▶ [What the task requires]: Reproduce all the entries exactly and keep the pictures out.

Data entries
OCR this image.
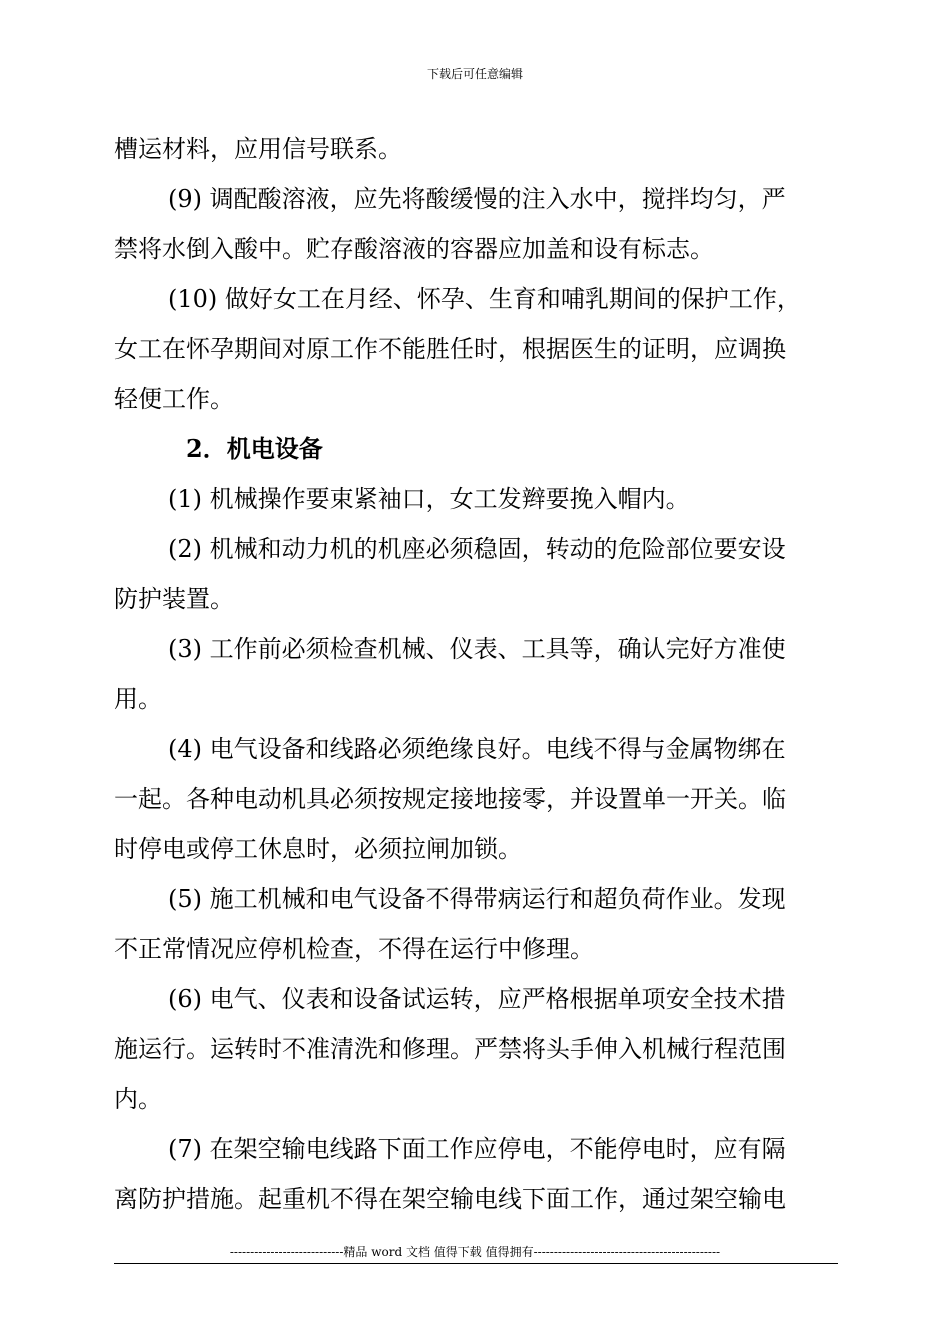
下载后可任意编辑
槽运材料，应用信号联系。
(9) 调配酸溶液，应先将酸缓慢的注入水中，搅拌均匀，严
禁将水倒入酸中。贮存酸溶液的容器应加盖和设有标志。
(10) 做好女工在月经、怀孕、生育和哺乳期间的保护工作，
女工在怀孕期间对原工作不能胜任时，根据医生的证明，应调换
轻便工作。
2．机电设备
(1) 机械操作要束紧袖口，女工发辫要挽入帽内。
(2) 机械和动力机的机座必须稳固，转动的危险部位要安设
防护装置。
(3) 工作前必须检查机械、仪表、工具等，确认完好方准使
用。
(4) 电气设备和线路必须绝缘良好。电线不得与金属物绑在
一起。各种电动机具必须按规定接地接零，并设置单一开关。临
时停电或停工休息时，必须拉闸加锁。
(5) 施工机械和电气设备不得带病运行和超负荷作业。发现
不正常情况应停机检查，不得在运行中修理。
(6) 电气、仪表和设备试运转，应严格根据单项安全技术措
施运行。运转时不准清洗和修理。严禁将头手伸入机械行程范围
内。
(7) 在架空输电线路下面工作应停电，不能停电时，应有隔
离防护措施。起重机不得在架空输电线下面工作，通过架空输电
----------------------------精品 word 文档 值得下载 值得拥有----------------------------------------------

▶ [Response to the exercise]:
OCR this image.
下载后可任意编辑
槽运材料，应用信号联系。
(9) 调配酸溶液，应先将酸缓慢的注入水中，搅拌均匀，严
禁将水倒入酸中。贮存酸溶液的容器应加盖和设有标志。
(10) 做好女工在月经、怀孕、生育和哺乳期间的保护工作，
女工在怀孕期间对原工作不能胜任时，根据医生的证明，应调换
轻便工作。
2．机电设备
(1) 机械操作要束紧袖口，女工发辫要挽入帽内。
(2) 机械和动力机的机座必须稳固，转动的危险部位要安设
防护装置。
(3) 工作前必须检查机械、仪表、工具等，确认完好方准使
用。
(4) 电气设备和线路必须绝缘良好。电线不得与金属物绑在
一起。各种电动机具必须按规定接地接零，并设置单一开关。临
时停电或停工休息时，必须拉闸加锁。
(5) 施工机械和电气设备不得带病运行和超负荷作业。发现
不正常情况应停机检查，不得在运行中修理。
(6) 电气、仪表和设备试运转，应严格根据单项安全技术措
施运行。运转时不准清洗和修理。严禁将头手伸入机械行程范围
内。
(7) 在架空输电线路下面工作应停电，不能停电时，应有隔
离防护措施。起重机不得在架空输电线下面工作，通过架空输电
----------------------------精品 word 文档 值得下载 值得拥有----------------------------------------------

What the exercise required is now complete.